# INPUT MATERIAL start

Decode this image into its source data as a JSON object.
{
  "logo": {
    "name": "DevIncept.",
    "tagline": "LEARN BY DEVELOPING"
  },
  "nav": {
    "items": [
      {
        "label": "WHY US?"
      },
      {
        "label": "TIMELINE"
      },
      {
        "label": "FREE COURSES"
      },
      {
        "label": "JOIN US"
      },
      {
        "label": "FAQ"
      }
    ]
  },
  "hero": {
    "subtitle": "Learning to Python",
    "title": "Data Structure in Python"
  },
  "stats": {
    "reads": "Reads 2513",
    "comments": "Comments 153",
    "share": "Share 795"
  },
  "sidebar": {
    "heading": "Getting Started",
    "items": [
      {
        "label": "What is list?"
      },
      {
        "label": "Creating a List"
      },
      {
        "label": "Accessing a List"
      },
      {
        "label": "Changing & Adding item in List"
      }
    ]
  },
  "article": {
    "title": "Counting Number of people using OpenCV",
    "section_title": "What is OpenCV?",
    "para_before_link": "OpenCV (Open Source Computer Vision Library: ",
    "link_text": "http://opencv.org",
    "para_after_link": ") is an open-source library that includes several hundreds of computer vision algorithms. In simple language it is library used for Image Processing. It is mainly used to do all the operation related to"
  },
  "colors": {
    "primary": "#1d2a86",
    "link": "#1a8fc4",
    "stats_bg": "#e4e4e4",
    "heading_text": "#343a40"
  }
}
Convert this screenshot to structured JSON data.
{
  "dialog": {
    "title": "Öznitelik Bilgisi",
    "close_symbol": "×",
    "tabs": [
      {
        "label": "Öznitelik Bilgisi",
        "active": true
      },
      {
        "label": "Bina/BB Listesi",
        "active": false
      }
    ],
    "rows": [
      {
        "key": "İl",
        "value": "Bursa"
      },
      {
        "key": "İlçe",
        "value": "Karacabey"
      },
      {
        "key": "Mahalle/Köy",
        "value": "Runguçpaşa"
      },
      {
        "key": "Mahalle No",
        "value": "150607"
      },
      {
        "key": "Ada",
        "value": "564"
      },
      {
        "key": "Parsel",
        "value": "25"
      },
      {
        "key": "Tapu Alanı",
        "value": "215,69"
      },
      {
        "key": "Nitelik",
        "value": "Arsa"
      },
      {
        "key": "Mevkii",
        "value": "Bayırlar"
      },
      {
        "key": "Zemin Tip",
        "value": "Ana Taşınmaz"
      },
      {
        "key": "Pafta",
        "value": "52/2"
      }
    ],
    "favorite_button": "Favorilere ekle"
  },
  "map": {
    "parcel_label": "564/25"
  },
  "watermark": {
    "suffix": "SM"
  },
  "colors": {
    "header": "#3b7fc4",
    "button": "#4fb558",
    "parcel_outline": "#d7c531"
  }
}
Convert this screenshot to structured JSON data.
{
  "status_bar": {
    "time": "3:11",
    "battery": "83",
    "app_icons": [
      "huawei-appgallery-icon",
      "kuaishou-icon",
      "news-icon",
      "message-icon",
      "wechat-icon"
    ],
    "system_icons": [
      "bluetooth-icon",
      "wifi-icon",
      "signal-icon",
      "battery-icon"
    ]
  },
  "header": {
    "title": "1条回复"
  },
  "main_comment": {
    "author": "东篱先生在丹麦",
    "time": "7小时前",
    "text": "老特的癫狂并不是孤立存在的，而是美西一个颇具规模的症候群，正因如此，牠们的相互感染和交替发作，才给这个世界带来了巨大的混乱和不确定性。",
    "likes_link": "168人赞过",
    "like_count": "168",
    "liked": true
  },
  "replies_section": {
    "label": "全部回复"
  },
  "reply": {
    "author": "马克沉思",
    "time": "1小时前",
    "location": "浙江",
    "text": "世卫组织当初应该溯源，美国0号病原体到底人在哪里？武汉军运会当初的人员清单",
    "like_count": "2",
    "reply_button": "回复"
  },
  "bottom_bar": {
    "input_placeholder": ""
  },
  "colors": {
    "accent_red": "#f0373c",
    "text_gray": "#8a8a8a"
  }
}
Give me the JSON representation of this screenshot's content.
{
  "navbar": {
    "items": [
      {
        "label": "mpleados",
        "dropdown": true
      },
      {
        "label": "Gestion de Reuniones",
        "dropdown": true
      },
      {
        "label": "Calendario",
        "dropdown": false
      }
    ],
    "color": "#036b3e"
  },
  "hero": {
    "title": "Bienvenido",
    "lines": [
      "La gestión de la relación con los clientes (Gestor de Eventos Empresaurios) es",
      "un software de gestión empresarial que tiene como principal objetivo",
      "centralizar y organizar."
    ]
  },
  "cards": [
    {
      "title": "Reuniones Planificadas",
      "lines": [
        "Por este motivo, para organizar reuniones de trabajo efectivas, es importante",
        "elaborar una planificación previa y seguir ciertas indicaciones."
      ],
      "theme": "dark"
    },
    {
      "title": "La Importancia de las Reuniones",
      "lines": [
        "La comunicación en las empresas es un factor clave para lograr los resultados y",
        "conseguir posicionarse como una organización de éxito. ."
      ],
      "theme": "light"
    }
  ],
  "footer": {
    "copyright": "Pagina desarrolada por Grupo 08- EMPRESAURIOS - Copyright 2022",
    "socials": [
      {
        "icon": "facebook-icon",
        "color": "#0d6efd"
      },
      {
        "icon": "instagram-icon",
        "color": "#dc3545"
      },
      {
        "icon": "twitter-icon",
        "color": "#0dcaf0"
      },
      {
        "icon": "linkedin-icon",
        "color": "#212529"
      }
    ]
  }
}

# INPUT MATERIAL end

§ TASK: Of all the lines above, how many contain the word "JSON"? Give the number and nothing else.

§ WRITTEN RESPONSE: 4